Problem to work on: Retype every entry exactly, character for character.

(Excerpt from a dataset)
□ □ □ □ □ □ □

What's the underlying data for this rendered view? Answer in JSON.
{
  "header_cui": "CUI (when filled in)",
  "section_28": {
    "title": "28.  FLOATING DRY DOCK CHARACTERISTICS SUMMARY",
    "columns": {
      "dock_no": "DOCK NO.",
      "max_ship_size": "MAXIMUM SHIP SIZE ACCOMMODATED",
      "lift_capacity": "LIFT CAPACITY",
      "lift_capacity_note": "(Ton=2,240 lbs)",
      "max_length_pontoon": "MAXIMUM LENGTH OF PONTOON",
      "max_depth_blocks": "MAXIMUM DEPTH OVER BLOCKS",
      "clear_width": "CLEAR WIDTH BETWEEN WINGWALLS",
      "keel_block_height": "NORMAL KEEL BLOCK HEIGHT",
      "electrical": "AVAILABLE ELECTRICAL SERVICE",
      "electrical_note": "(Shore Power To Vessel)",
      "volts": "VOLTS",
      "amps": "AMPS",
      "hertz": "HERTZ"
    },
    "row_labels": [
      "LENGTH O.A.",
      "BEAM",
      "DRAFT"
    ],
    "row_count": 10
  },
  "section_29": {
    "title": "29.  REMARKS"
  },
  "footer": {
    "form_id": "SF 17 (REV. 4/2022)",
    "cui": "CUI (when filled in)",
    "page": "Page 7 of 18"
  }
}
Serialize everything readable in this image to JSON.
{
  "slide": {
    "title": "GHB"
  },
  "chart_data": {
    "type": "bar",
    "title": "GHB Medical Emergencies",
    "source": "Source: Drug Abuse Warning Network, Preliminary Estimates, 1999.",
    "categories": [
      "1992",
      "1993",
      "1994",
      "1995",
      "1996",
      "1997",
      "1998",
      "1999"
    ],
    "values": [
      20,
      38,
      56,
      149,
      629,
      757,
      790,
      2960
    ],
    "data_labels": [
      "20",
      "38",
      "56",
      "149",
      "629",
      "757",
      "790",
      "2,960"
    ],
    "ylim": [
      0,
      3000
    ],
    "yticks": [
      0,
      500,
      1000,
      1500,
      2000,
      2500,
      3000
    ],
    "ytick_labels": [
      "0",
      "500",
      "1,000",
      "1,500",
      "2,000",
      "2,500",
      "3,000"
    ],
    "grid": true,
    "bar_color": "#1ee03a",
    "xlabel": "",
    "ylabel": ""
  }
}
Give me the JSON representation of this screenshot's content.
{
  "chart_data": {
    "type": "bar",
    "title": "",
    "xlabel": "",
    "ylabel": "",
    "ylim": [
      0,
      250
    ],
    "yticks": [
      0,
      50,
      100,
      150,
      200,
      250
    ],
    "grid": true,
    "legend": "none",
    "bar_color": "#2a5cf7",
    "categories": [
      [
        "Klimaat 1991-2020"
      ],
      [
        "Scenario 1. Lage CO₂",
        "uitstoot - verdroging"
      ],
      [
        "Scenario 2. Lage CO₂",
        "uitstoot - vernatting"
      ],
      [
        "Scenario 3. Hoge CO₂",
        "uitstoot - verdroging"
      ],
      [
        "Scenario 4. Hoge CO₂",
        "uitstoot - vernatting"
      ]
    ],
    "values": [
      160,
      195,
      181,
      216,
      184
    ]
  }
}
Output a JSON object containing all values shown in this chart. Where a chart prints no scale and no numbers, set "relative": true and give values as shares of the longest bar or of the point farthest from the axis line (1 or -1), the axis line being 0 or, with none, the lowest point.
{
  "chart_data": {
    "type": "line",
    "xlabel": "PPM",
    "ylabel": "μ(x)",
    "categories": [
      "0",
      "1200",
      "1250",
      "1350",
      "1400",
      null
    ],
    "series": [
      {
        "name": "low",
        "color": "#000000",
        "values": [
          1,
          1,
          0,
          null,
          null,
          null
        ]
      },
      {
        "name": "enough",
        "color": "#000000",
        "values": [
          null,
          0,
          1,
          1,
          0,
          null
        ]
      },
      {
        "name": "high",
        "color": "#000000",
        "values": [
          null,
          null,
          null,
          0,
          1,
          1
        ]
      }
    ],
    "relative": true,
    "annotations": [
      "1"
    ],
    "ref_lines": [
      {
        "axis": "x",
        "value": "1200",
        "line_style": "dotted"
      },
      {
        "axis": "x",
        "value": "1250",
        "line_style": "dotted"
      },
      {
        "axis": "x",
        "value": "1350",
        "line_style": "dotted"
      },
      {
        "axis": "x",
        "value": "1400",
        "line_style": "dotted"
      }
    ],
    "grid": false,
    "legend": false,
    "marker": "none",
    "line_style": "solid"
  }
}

□ □ □ □ □ □ □

Exercise result:
What's the underlying data for this rendered view? Answer in JSON.
{
  "header_cui": "CUI (when filled in)",
  "section_28": {
    "title": "28.  FLOATING DRY DOCK CHARACTERISTICS SUMMARY",
    "columns": {
      "dock_no": "DOCK NO.",
      "max_ship_size": "MAXIMUM SHIP SIZE ACCOMMODATED",
      "lift_capacity": "LIFT CAPACITY",
      "lift_capacity_note": "(Ton=2,240 lbs)",
      "max_length_pontoon": "MAXIMUM LENGTH OF PONTOON",
      "max_depth_blocks": "MAXIMUM DEPTH OVER BLOCKS",
      "clear_width": "CLEAR WIDTH BETWEEN WINGWALLS",
      "keel_block_height": "NORMAL KEEL BLOCK HEIGHT",
      "electrical": "AVAILABLE ELECTRICAL SERVICE",
      "electrical_note": "(Shore Power To Vessel)",
      "volts": "VOLTS",
      "amps": "AMPS",
      "hertz": "HERTZ"
    },
    "row_labels": [
      "LENGTH O.A.",
      "BEAM",
      "DRAFT"
    ],
    "row_count": 10
  },
  "section_29": {
    "title": "29.  REMARKS"
  },
  "footer": {
    "form_id": "SF 17 (REV. 4/2022)",
    "cui": "CUI (when filled in)",
    "page": "Page 7 of 18"
  }
}
Serialize everything readable in this image to JSON.
{
  "slide": {
    "title": "GHB"
  },
  "chart_data": {
    "type": "bar",
    "title": "GHB Medical Emergencies",
    "source": "Source: Drug Abuse Warning Network, Preliminary Estimates, 1999.",
    "categories": [
      "1992",
      "1993",
      "1994",
      "1995",
      "1996",
      "1997",
      "1998",
      "1999"
    ],
    "values": [
      20,
      38,
      56,
      149,
      629,
      757,
      790,
      2960
    ],
    "data_labels": [
      "20",
      "38",
      "56",
      "149",
      "629",
      "757",
      "790",
      "2,960"
    ],
    "ylim": [
      0,
      3000
    ],
    "yticks": [
      0,
      500,
      1000,
      1500,
      2000,
      2500,
      3000
    ],
    "ytick_labels": [
      "0",
      "500",
      "1,000",
      "1,500",
      "2,000",
      "2,500",
      "3,000"
    ],
    "grid": true,
    "bar_color": "#1ee03a",
    "xlabel": "",
    "ylabel": ""
  }
}
Give me the JSON representation of this screenshot's content.
{
  "chart_data": {
    "type": "bar",
    "title": "",
    "xlabel": "",
    "ylabel": "",
    "ylim": [
      0,
      250
    ],
    "yticks": [
      0,
      50,
      100,
      150,
      200,
      250
    ],
    "grid": true,
    "legend": "none",
    "bar_color": "#2a5cf7",
    "categories": [
      [
        "Klimaat 1991-2020"
      ],
      [
        "Scenario 1. Lage CO₂",
        "uitstoot - verdroging"
      ],
      [
        "Scenario 2. Lage CO₂",
        "uitstoot - vernatting"
      ],
      [
        "Scenario 3. Hoge CO₂",
        "uitstoot - verdroging"
      ],
      [
        "Scenario 4. Hoge CO₂",
        "uitstoot - vernatting"
      ]
    ],
    "values": [
      160,
      195,
      181,
      216,
      184
    ]
  }
}
Output a JSON object containing all values shown in this chart. Where a chart prints no scale and no numbers, set "relative": true and give values as shares of the longest bar or of the point farthest from the axis line (1 or -1), the axis line being 0 or, with none, the lowest point.
{
  "chart_data": {
    "type": "line",
    "xlabel": "PPM",
    "ylabel": "μ(x)",
    "categories": [
      "0",
      "1200",
      "1250",
      "1350",
      "1400",
      null
    ],
    "series": [
      {
        "name": "low",
        "color": "#000000",
        "values": [
          1,
          1,
          0,
          null,
          null,
          null
        ]
      },
      {
        "name": "enough",
        "color": "#000000",
        "values": [
          null,
          0,
          1,
          1,
          0,
          null
        ]
      },
      {
        "name": "high",
        "color": "#000000",
        "values": [
          null,
          null,
          null,
          0,
          1,
          1
        ]
      }
    ],
    "relative": true,
    "annotations": [
      "1"
    ],
    "ref_lines": [
      {
        "axis": "x",
        "value": "1200",
        "line_style": "dotted"
      },
      {
        "axis": "x",
        "value": "1250",
        "line_style": "dotted"
      },
      {
        "axis": "x",
        "value": "1350",
        "line_style": "dotted"
      },
      {
        "axis": "x",
        "value": "1400",
        "line_style": "dotted"
      }
    ],
    "grid": false,
    "legend": false,
    "marker": "none",
    "line_style": "solid"
  }
}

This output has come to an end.